What is required: Make an exact copy of the data below, leaving out every picture.

━━ Data to use

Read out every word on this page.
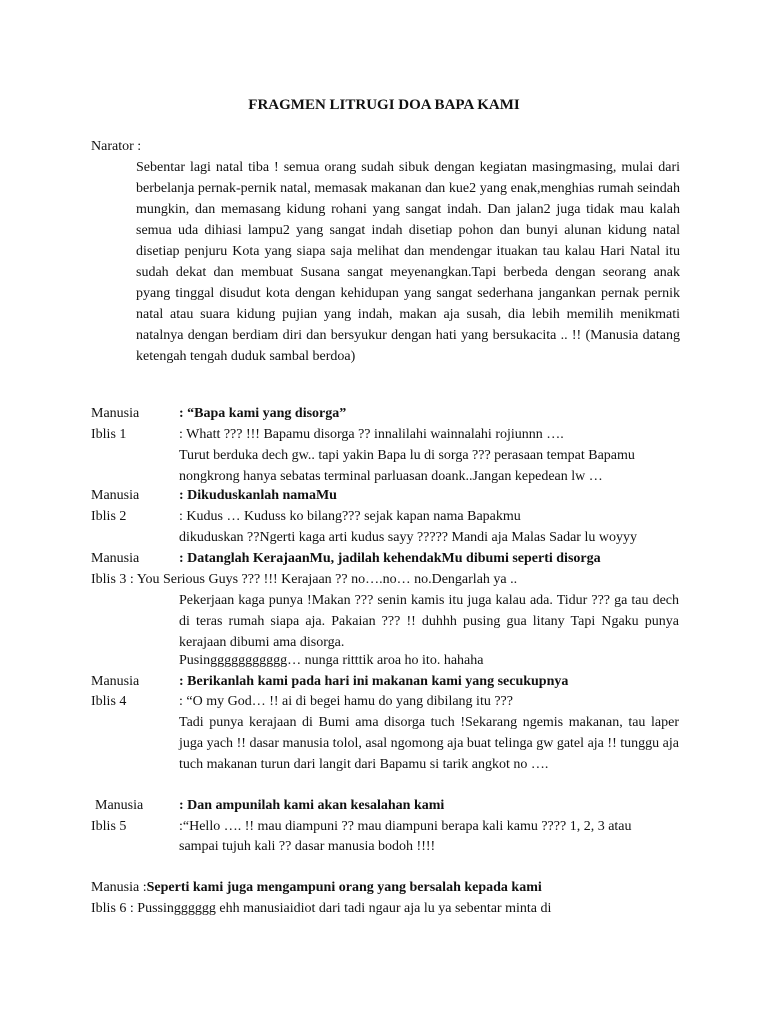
FRAGMEN LITRUGI DOA BAPA KAMI
Narator :

Sebentar lagi natal tiba ! semua orang sudah sibuk dengan kegiatan masingmasing, mulai dari berbelanja pernak-pernik natal, memasak makanan dan kue2 yang enak,menghias rumah seindah mungkin, dan memasang kidung rohani yang sangat indah. Dan jalan2 juga tidak mau kalah semua uda dihiasi lampu2 yang sangat indah disetiap pohon dan bunyi alunan kidung natal disetiap penjuru Kota yang siapa saja melihat dan mendengar ituakan tau kalau Hari Natal itu sudah dekat dan membuat Susana sangat meyenangkan.Tapi berbeda dengan seorang anak pyang tinggal disudut kota dengan kehidupan yang sangat sederhana jangankan pernak pernik natal atau suara kidung pujian yang indah, makan aja susah, dia lebih memilih menikmati natalnya dengan berdiam diri dan bersyukur dengan hati yang bersukacita .. !! (Manusia datang ketengah tengah duduk sambal berdoa)

Manusia	: “Bapa kami yang disorga”
Iblis 1	: Whatt ??? !!! Bapamu disorga ?? innalilahi wainnalahi rojiunnn ….
Turut berduka dech gw.. tapi yakin Bapa lu di sorga ??? perasaan tempat Bapamu
nongkrong hanya sebatas terminal parluasan doank..Jangan kepedean lw …
Manusia	: Dikuduskanlah namaMu
Iblis 2	: Kudus … Kuduss ko bilang??? sejak kapan nama Bapakmu
dikuduskan ??Ngerti kaga arti kudus sayy ????? Mandi aja Malas Sadar lu woyyy
Manusia	: Datanglah KerajaanMu, jadilah kehendakMu dibumi seperti disorga
Iblis 3 : You Serious Guys ??? !!! Kerajaan ?? no….no… no.Dengarlah ya ..

Pekerjaan kaga punya !Makan ??? senin kamis itu juga kalau ada. Tidur ??? ga tau dech di teras rumah siapa aja. Pakaian ??? !! duhhh pusing gua litany Tapi Ngaku punya kerajaan dibumi ama disorga.

Pusinggggggggggg… nunga ritttik aroa ho ito. hahaha
Manusia	: Berikanlah kami pada hari ini makanan kami yang secukupnya
Iblis 4	: “O my God… !! ai di begei hamu do yang dibilang itu ???

Tadi punya kerajaan di Bumi ama disorga tuch !Sekarang ngemis makanan, tau laper juga yach !! dasar manusia tolol, asal ngomong aja buat telinga gw gatel aja !! tunggu aja tuch makanan turun dari langit dari Bapamu si tarik angkot no ….

Manusia	: Dan ampunilah kami akan kesalahan kami
Iblis 5	:“Hello …. !! mau diampuni ?? mau diampuni berapa kali kamu ???? 1, 2, 3 atau
sampai tujuh kali ?? dasar manusia bodoh !!!!
Manusia :Seperti kami juga mengampuni orang yang bersalah kepada kami
Iblis 6 : Pussingggggg ehh manusiaidiot dari tadi ngaur aja lu ya sebentar minta di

━━━━

Finished exercise:
Read out every word on this page.
FRAGMEN LITRUGI DOA BAPA KAMI
Narator :

Sebentar lagi natal tiba ! semua orang sudah sibuk dengan kegiatan masingmasing, mulai dari berbelanja pernak-pernik natal, memasak makanan dan kue2 yang enak,menghias rumah seindah mungkin, dan memasang kidung rohani yang sangat indah. Dan jalan2 juga tidak mau kalah semua uda dihiasi lampu2 yang sangat indah disetiap pohon dan bunyi alunan kidung natal disetiap penjuru Kota yang siapa saja melihat dan mendengar ituakan tau kalau Hari Natal itu sudah dekat dan membuat Susana sangat meyenangkan.Tapi berbeda dengan seorang anak pyang tinggal disudut kota dengan kehidupan yang sangat sederhana jangankan pernak pernik natal atau suara kidung pujian yang indah, makan aja susah, dia lebih memilih menikmati natalnya dengan berdiam diri dan bersyukur dengan hati yang bersukacita .. !! (Manusia datang ketengah tengah duduk sambal berdoa)

Manusia	: “Bapa kami yang disorga”
Iblis 1	: Whatt ??? !!! Bapamu disorga ?? innalilahi wainnalahi rojiunnn ….
Turut berduka dech gw.. tapi yakin Bapa lu di sorga ??? perasaan tempat Bapamu
nongkrong hanya sebatas terminal parluasan doank..Jangan kepedean lw …
Manusia	: Dikuduskanlah namaMu
Iblis 2	: Kudus … Kuduss ko bilang??? sejak kapan nama Bapakmu
dikuduskan ??Ngerti kaga arti kudus sayy ????? Mandi aja Malas Sadar lu woyyy
Manusia	: Datanglah KerajaanMu, jadilah kehendakMu dibumi seperti disorga
Iblis 3 : You Serious Guys ??? !!! Kerajaan ?? no….no… no.Dengarlah ya ..

Pekerjaan kaga punya !Makan ??? senin kamis itu juga kalau ada. Tidur ??? ga tau dech di teras rumah siapa aja. Pakaian ??? !! duhhh pusing gua litany Tapi Ngaku punya kerajaan dibumi ama disorga.

Pusinggggggggggg… nunga ritttik aroa ho ito. hahaha
Manusia	: Berikanlah kami pada hari ini makanan kami yang secukupnya
Iblis 4	: “O my God… !! ai di begei hamu do yang dibilang itu ???

Tadi punya kerajaan di Bumi ama disorga tuch !Sekarang ngemis makanan, tau laper juga yach !! dasar manusia tolol, asal ngomong aja buat telinga gw gatel aja !! tunggu aja tuch makanan turun dari langit dari Bapamu si tarik angkot no ….

Manusia	: Dan ampunilah kami akan kesalahan kami
Iblis 5	:“Hello …. !! mau diampuni ?? mau diampuni berapa kali kamu ???? 1, 2, 3 atau
sampai tujuh kali ?? dasar manusia bodoh !!!!
Manusia :Seperti kami juga mengampuni orang yang bersalah kepada kami
Iblis 6 : Pussingggggg ehh manusiaidiot dari tadi ngaur aja lu ya sebentar minta di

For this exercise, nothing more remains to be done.